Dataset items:

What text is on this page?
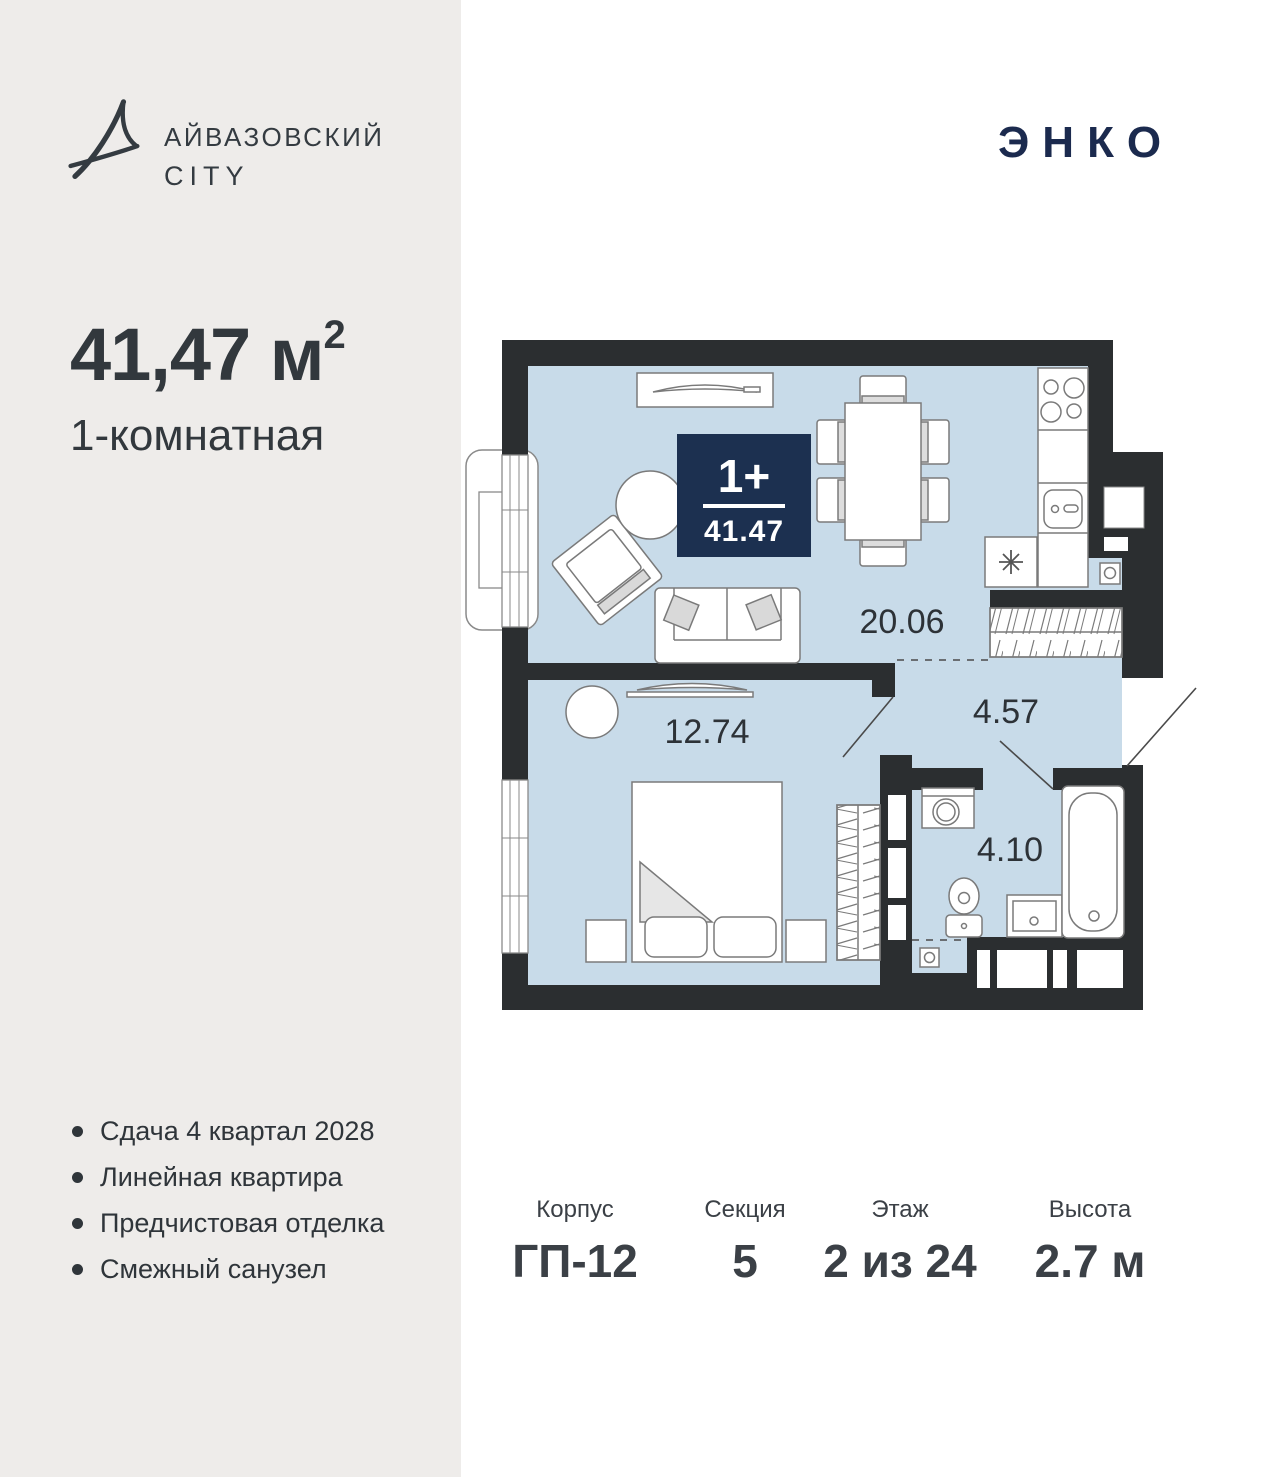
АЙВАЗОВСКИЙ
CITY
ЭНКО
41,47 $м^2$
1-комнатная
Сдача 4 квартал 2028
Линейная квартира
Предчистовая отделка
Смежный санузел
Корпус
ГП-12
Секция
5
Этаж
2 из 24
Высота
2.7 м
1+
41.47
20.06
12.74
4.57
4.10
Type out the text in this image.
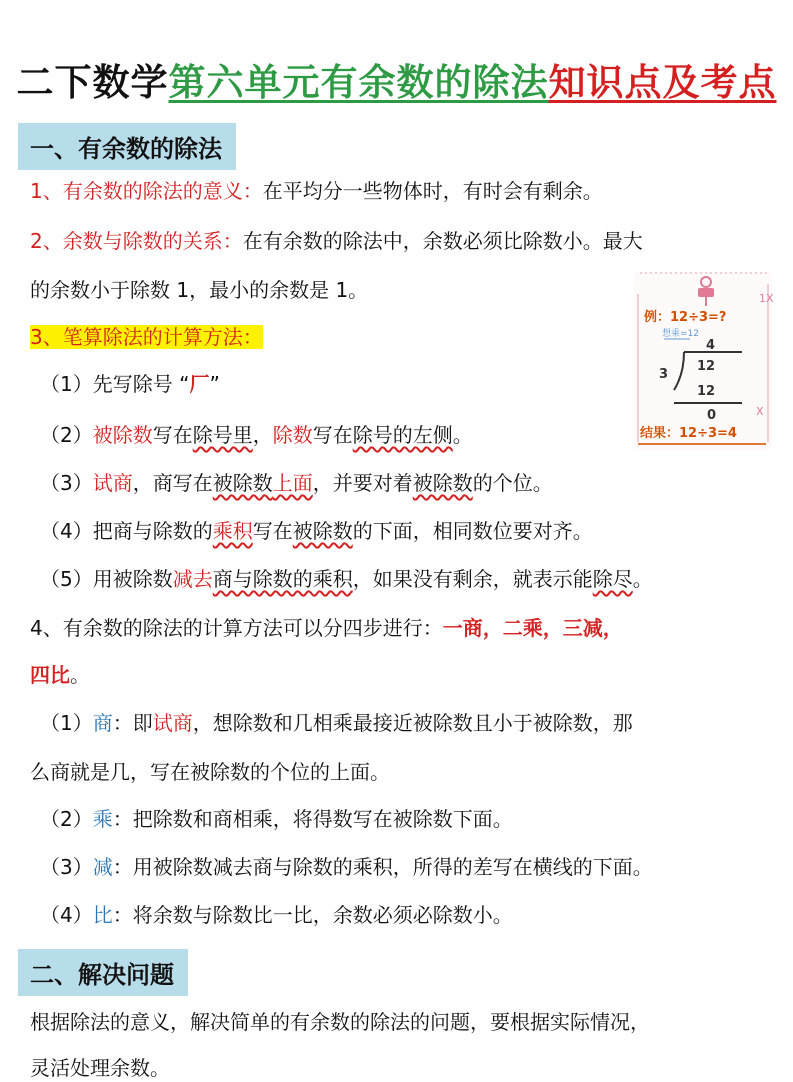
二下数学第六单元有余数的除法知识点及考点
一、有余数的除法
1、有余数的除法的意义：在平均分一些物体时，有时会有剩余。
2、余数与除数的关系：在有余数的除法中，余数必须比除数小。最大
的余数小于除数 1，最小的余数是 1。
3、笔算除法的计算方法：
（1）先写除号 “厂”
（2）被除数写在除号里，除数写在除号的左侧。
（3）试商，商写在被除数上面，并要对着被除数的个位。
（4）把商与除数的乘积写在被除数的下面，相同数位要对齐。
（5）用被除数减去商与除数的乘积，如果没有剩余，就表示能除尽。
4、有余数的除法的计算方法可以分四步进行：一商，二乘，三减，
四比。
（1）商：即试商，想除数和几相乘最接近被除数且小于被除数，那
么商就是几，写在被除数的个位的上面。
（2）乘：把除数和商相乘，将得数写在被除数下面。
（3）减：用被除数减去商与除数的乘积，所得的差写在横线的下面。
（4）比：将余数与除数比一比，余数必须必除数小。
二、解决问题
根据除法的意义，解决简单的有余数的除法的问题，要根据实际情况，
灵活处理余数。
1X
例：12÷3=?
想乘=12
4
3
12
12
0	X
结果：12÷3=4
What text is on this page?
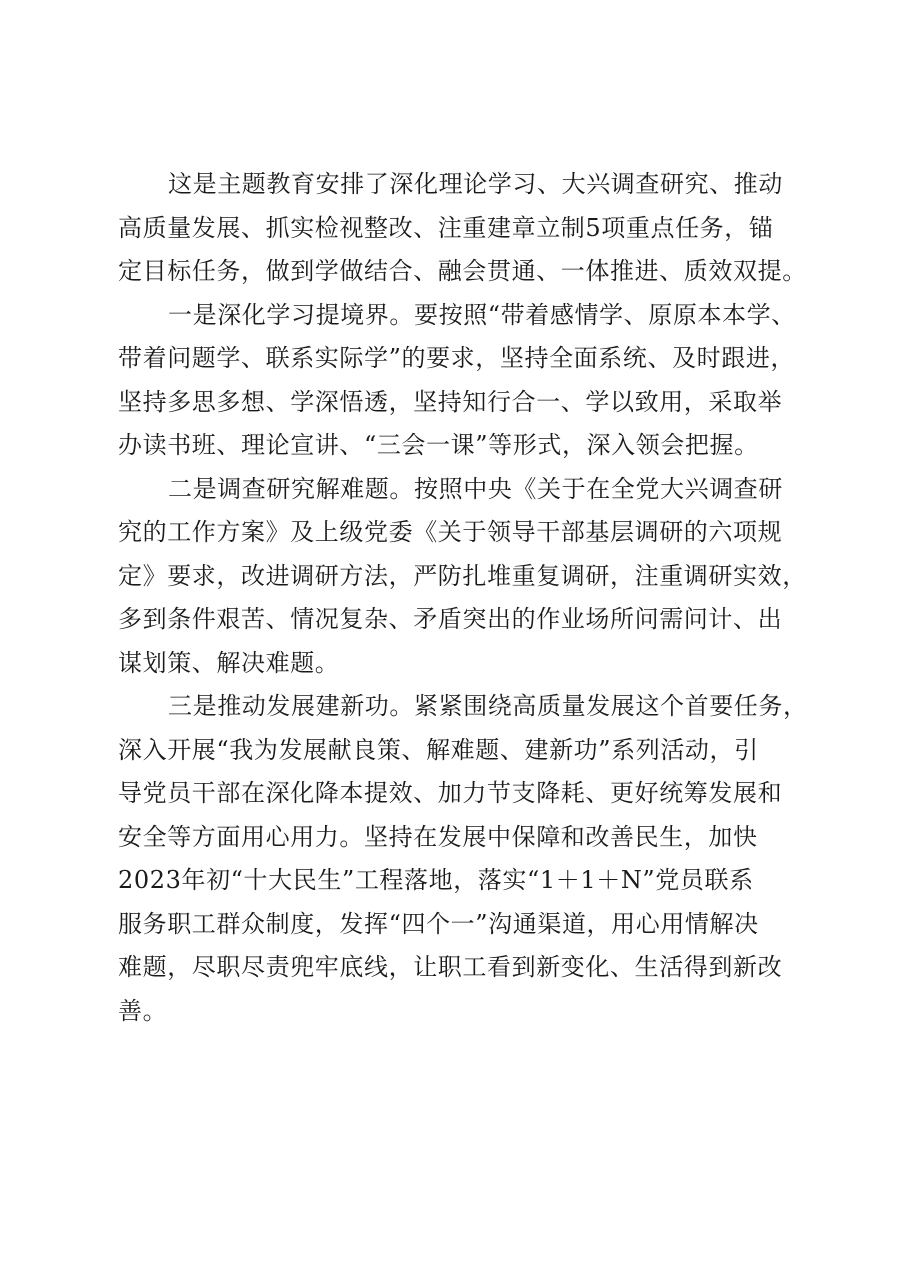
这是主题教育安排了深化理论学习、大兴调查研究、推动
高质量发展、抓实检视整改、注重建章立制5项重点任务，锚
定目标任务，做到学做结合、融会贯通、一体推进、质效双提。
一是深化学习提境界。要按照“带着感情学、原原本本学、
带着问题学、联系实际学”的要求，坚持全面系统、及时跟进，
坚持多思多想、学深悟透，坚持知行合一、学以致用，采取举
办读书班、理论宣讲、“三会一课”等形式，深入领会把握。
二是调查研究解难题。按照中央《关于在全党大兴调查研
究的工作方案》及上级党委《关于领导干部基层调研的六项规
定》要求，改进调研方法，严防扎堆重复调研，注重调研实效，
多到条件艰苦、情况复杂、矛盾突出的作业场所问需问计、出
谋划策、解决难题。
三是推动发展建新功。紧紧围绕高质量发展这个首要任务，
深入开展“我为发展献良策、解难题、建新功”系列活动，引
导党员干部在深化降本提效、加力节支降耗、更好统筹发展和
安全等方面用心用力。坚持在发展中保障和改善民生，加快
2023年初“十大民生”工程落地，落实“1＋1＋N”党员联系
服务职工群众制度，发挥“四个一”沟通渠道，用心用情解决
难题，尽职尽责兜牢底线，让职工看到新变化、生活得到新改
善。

## Given instruction:
Can you retype every record above exactly, leaving out the pictures?

## Output:
What text is on this page?
АЙВАЗОВСКИЙ
CITY
ЭНКО
41,47 $м^2$
1-комнатная
Сдача 4 квартал 2028
Линейная квартира
Предчистовая отделка
Смежный санузел
Корпус
ГП-12
Секция
5
Этаж
2 из 24
Высота
2.7 м
1+
41.47
20.06
12.74
4.57
4.10
Type out the text in this image.
二下数学第六单元有余数的除法知识点及考点
一、有余数的除法
1、有余数的除法的意义：在平均分一些物体时，有时会有剩余。
2、余数与除数的关系：在有余数的除法中，余数必须比除数小。最大
的余数小于除数 1，最小的余数是 1。
3、笔算除法的计算方法：
（1）先写除号 “厂”
（2）被除数写在除号里，除数写在除号的左侧。
（3）试商，商写在被除数上面，并要对着被除数的个位。
（4）把商与除数的乘积写在被除数的下面，相同数位要对齐。
（5）用被除数减去商与除数的乘积，如果没有剩余，就表示能除尽。
4、有余数的除法的计算方法可以分四步进行：一商，二乘，三减，
四比。
（1）商：即试商，想除数和几相乘最接近被除数且小于被除数，那
么商就是几，写在被除数的个位的上面。
（2）乘：把除数和商相乘，将得数写在被除数下面。
（3）减：用被除数减去商与除数的乘积，所得的差写在横线的下面。
（4）比：将余数与除数比一比，余数必须必除数小。
二、解决问题
根据除法的意义，解决简单的有余数的除法的问题，要根据实际情况，
灵活处理余数。
1X
例：12÷3=?
想乘=12
4
3
12
12
0	X
结果：12÷3=4
What text is on this page?
这是主题教育安排了深化理论学习、大兴调查研究、推动
高质量发展、抓实检视整改、注重建章立制5项重点任务，锚
定目标任务，做到学做结合、融会贯通、一体推进、质效双提。
一是深化学习提境界。要按照“带着感情学、原原本本学、
带着问题学、联系实际学”的要求，坚持全面系统、及时跟进，
坚持多思多想、学深悟透，坚持知行合一、学以致用，采取举
办读书班、理论宣讲、“三会一课”等形式，深入领会把握。
二是调查研究解难题。按照中央《关于在全党大兴调查研
究的工作方案》及上级党委《关于领导干部基层调研的六项规
定》要求，改进调研方法，严防扎堆重复调研，注重调研实效，
多到条件艰苦、情况复杂、矛盾突出的作业场所问需问计、出
谋划策、解决难题。
三是推动发展建新功。紧紧围绕高质量发展这个首要任务，
深入开展“我为发展献良策、解难题、建新功”系列活动，引
导党员干部在深化降本提效、加力节支降耗、更好统筹发展和
安全等方面用心用力。坚持在发展中保障和改善民生，加快
2023年初“十大民生”工程落地，落实“1＋1＋N”党员联系
服务职工群众制度，发挥“四个一”沟通渠道，用心用情解决
难题，尽职尽责兜牢底线，让职工看到新变化、生活得到新改
善。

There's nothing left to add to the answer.